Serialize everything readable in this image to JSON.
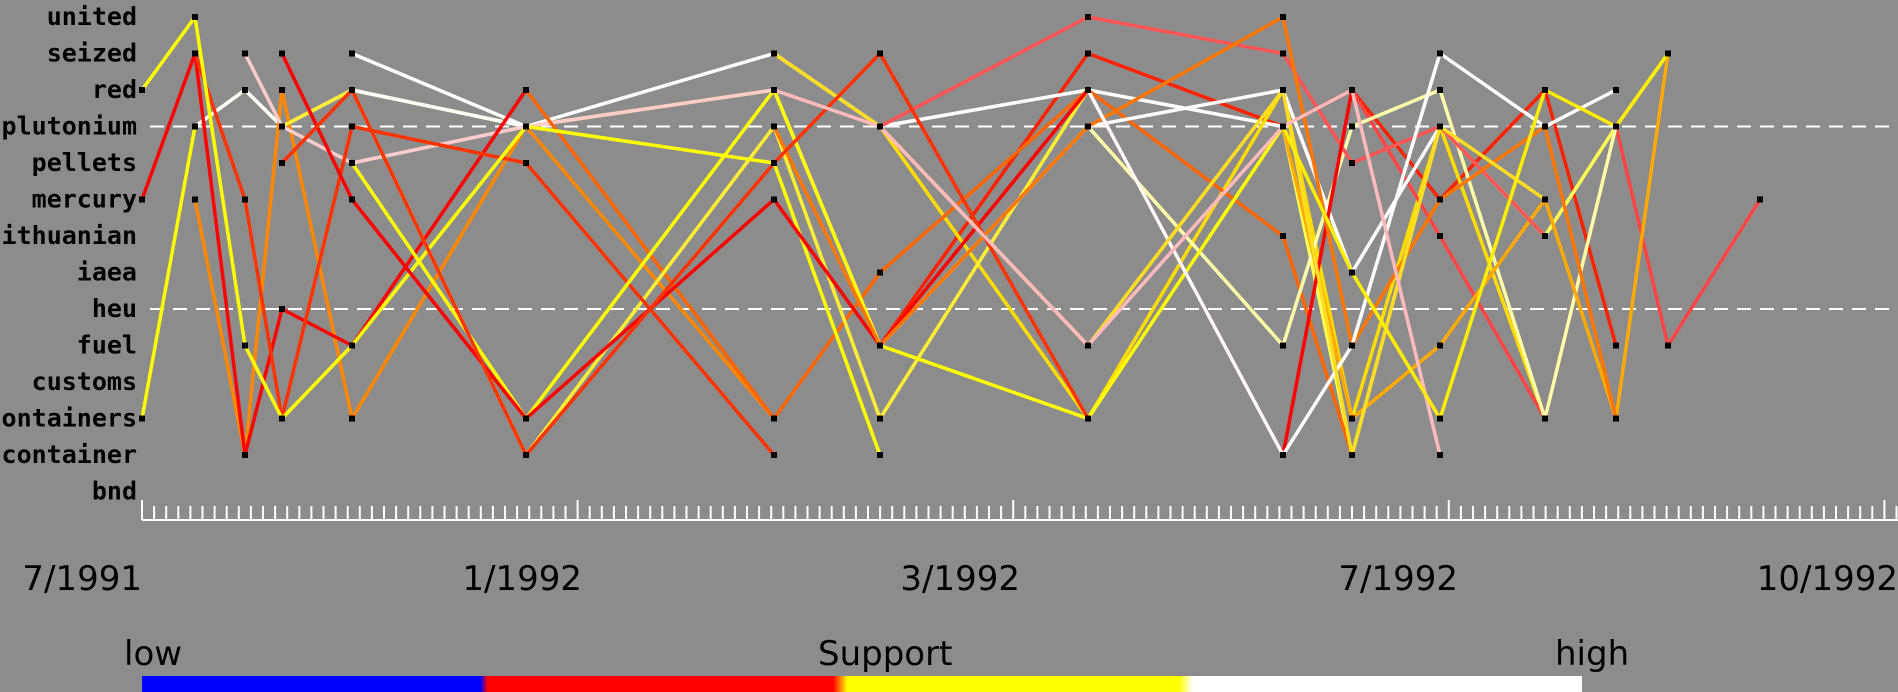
{
  "chart_data": {
    "type": "line",
    "title": "",
    "xlabel": "",
    "ylabel": "",
    "terms": [
      "united",
      "seized",
      "red",
      "plutonium",
      "pellets",
      "mercury",
      "lithuanian",
      "iaea",
      "heu",
      "fuel",
      "customs",
      "containers",
      "container",
      "bnd"
    ],
    "x_tick_labels": [
      "7/1991",
      "1/1992",
      "3/1992",
      "7/1992",
      "10/1992"
    ],
    "x_range": [
      "7/1991",
      "10/1992"
    ],
    "grid": false,
    "reference_lines_at_terms": [
      "plutonium",
      "heu"
    ],
    "color_scale": {
      "title": "Support",
      "low_label": "low",
      "high_label": "high",
      "colors": [
        "#0000ff",
        "#ff0000",
        "#ffff00",
        "#ffffff"
      ]
    },
    "series": [
      {
        "color": "#ffff00",
        "values": [
          "containers",
          "plutonium",
          "red",
          "plutonium",
          "red",
          "plutonium",
          "red"
        ]
      },
      {
        "color": "#ffffff",
        "values": [
          "plutonium",
          "red",
          "plutonium",
          "red",
          "plutonium"
        ]
      },
      {
        "color": "#ff2200",
        "values": [
          "red",
          "fuel",
          "seized",
          "plutonium",
          "red",
          "mercury",
          "red",
          "fuel"
        ]
      },
      {
        "color": "#ffff55",
        "values": [
          "plutonium",
          "container",
          "plutonium",
          "lithuanian",
          "plutonium",
          "seized"
        ]
      },
      {
        "color": "#ff8800",
        "values": [
          "mercury",
          "container",
          "red",
          "containers",
          "plutonium",
          "containers"
        ]
      },
      {
        "color": "#ffffff",
        "values": [
          "seized",
          "plutonium",
          "seized",
          "plutonium",
          "red",
          "plutonium"
        ]
      },
      {
        "color": "#ffdd00",
        "values": [
          "plutonium",
          "containers",
          "red",
          "containers",
          "plutonium",
          "containers"
        ]
      },
      {
        "color": "#ff4444",
        "values": [
          "red",
          "lithuanian",
          "containers",
          "plutonium",
          "fuel",
          "mercury"
        ]
      },
      {
        "color": "#ffcccc",
        "values": [
          "seized",
          "plutonium",
          "pellets",
          "plutonium",
          "red",
          "fuel"
        ]
      },
      {
        "color": "#ff6600",
        "values": [
          "red",
          "containers",
          "iaea",
          "red",
          "lithuanian",
          "container"
        ]
      },
      {
        "color": "#ffffaa",
        "values": [
          "plutonium",
          "fuel",
          "plutonium",
          "red",
          "containers",
          "plutonium"
        ]
      },
      {
        "color": "#ff0000",
        "values": [
          "mercury",
          "seized",
          "container",
          "heu",
          "fuel",
          "red"
        ]
      },
      {
        "color": "#ffee33",
        "values": [
          "plutonium",
          "red",
          "container",
          "plutonium",
          "containers",
          "red"
        ]
      },
      {
        "color": "#ffffff",
        "values": [
          "red",
          "fuel",
          "plutonium",
          "red",
          "iaea",
          "plutonium"
        ]
      },
      {
        "color": "#ffaa00",
        "values": [
          "plutonium",
          "containers",
          "fuel",
          "mercury",
          "containers",
          "seized"
        ]
      },
      {
        "color": "#ff3300",
        "values": [
          "seized",
          "mercury",
          "containers",
          "plutonium",
          "pellets",
          "container"
        ]
      },
      {
        "color": "#ffff00",
        "values": [
          "pellets",
          "containers",
          "red",
          "fuel",
          "containers",
          "plutonium"
        ]
      },
      {
        "color": "#ff5555",
        "values": [
          "plutonium",
          "united",
          "seized",
          "pellets",
          "plutonium",
          "lithuanian"
        ]
      },
      {
        "color": "#ffff00",
        "values": [
          "red",
          "united",
          "fuel",
          "containers",
          "fuel",
          "plutonium",
          "pellets",
          "container"
        ]
      },
      {
        "color": "#ff0000",
        "values": [
          "seized",
          "mercury",
          "containers",
          "mercury",
          "fuel",
          "red",
          "container",
          "red"
        ]
      },
      {
        "color": "#ff7700",
        "values": [
          "plutonium",
          "fuel",
          "plutonium",
          "united",
          "fuel",
          "mercury",
          "plutonium",
          "containers"
        ]
      },
      {
        "color": "#ffffff",
        "values": [
          "red",
          "container",
          "fuel",
          "seized",
          "plutonium",
          "red"
        ]
      },
      {
        "color": "#ffdd22",
        "values": [
          "seized",
          "plutonium",
          "fuel",
          "red",
          "container",
          "plutonium",
          "mercury"
        ]
      },
      {
        "color": "#ff3300",
        "values": [
          "pellets",
          "red",
          "container",
          "pellets",
          "seized",
          "containers"
        ]
      },
      {
        "color": "#ffbbbb",
        "values": [
          "red",
          "plutonium",
          "fuel",
          "plutonium",
          "red",
          "container"
        ]
      },
      {
        "color": "#ffee00",
        "values": [
          "plutonium",
          "iaea",
          "containers",
          "red",
          "plutonium",
          "seized"
        ]
      }
    ]
  }
}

> _What you need to do_
Each record above is to be restated exactly, with its pictures removed from the copy.

> _Task answer_
Serialize everything readable in this image to JSON.
{
  "chart_data": {
    "type": "line",
    "title": "",
    "xlabel": "",
    "ylabel": "",
    "terms": [
      "united",
      "seized",
      "red",
      "plutonium",
      "pellets",
      "mercury",
      "lithuanian",
      "iaea",
      "heu",
      "fuel",
      "customs",
      "containers",
      "container",
      "bnd"
    ],
    "x_tick_labels": [
      "7/1991",
      "1/1992",
      "3/1992",
      "7/1992",
      "10/1992"
    ],
    "x_range": [
      "7/1991",
      "10/1992"
    ],
    "grid": false,
    "reference_lines_at_terms": [
      "plutonium",
      "heu"
    ],
    "color_scale": {
      "title": "Support",
      "low_label": "low",
      "high_label": "high",
      "colors": [
        "#0000ff",
        "#ff0000",
        "#ffff00",
        "#ffffff"
      ]
    },
    "series": [
      {
        "color": "#ffff00",
        "values": [
          "containers",
          "plutonium",
          "red",
          "plutonium",
          "red",
          "plutonium",
          "red"
        ]
      },
      {
        "color": "#ffffff",
        "values": [
          "plutonium",
          "red",
          "plutonium",
          "red",
          "plutonium"
        ]
      },
      {
        "color": "#ff2200",
        "values": [
          "red",
          "fuel",
          "seized",
          "plutonium",
          "red",
          "mercury",
          "red",
          "fuel"
        ]
      },
      {
        "color": "#ffff55",
        "values": [
          "plutonium",
          "container",
          "plutonium",
          "lithuanian",
          "plutonium",
          "seized"
        ]
      },
      {
        "color": "#ff8800",
        "values": [
          "mercury",
          "container",
          "red",
          "containers",
          "plutonium",
          "containers"
        ]
      },
      {
        "color": "#ffffff",
        "values": [
          "seized",
          "plutonium",
          "seized",
          "plutonium",
          "red",
          "plutonium"
        ]
      },
      {
        "color": "#ffdd00",
        "values": [
          "plutonium",
          "containers",
          "red",
          "containers",
          "plutonium",
          "containers"
        ]
      },
      {
        "color": "#ff4444",
        "values": [
          "red",
          "lithuanian",
          "containers",
          "plutonium",
          "fuel",
          "mercury"
        ]
      },
      {
        "color": "#ffcccc",
        "values": [
          "seized",
          "plutonium",
          "pellets",
          "plutonium",
          "red",
          "fuel"
        ]
      },
      {
        "color": "#ff6600",
        "values": [
          "red",
          "containers",
          "iaea",
          "red",
          "lithuanian",
          "container"
        ]
      },
      {
        "color": "#ffffaa",
        "values": [
          "plutonium",
          "fuel",
          "plutonium",
          "red",
          "containers",
          "plutonium"
        ]
      },
      {
        "color": "#ff0000",
        "values": [
          "mercury",
          "seized",
          "container",
          "heu",
          "fuel",
          "red"
        ]
      },
      {
        "color": "#ffee33",
        "values": [
          "plutonium",
          "red",
          "container",
          "plutonium",
          "containers",
          "red"
        ]
      },
      {
        "color": "#ffffff",
        "values": [
          "red",
          "fuel",
          "plutonium",
          "red",
          "iaea",
          "plutonium"
        ]
      },
      {
        "color": "#ffaa00",
        "values": [
          "plutonium",
          "containers",
          "fuel",
          "mercury",
          "containers",
          "seized"
        ]
      },
      {
        "color": "#ff3300",
        "values": [
          "seized",
          "mercury",
          "containers",
          "plutonium",
          "pellets",
          "container"
        ]
      },
      {
        "color": "#ffff00",
        "values": [
          "pellets",
          "containers",
          "red",
          "fuel",
          "containers",
          "plutonium"
        ]
      },
      {
        "color": "#ff5555",
        "values": [
          "plutonium",
          "united",
          "seized",
          "pellets",
          "plutonium",
          "lithuanian"
        ]
      },
      {
        "color": "#ffff00",
        "values": [
          "red",
          "united",
          "fuel",
          "containers",
          "fuel",
          "plutonium",
          "pellets",
          "container"
        ]
      },
      {
        "color": "#ff0000",
        "values": [
          "seized",
          "mercury",
          "containers",
          "mercury",
          "fuel",
          "red",
          "container",
          "red"
        ]
      },
      {
        "color": "#ff7700",
        "values": [
          "plutonium",
          "fuel",
          "plutonium",
          "united",
          "fuel",
          "mercury",
          "plutonium",
          "containers"
        ]
      },
      {
        "color": "#ffffff",
        "values": [
          "red",
          "container",
          "fuel",
          "seized",
          "plutonium",
          "red"
        ]
      },
      {
        "color": "#ffdd22",
        "values": [
          "seized",
          "plutonium",
          "fuel",
          "red",
          "container",
          "plutonium",
          "mercury"
        ]
      },
      {
        "color": "#ff3300",
        "values": [
          "pellets",
          "red",
          "container",
          "pellets",
          "seized",
          "containers"
        ]
      },
      {
        "color": "#ffbbbb",
        "values": [
          "red",
          "plutonium",
          "fuel",
          "plutonium",
          "red",
          "container"
        ]
      },
      {
        "color": "#ffee00",
        "values": [
          "plutonium",
          "iaea",
          "containers",
          "red",
          "plutonium",
          "seized"
        ]
      }
    ]
  }
}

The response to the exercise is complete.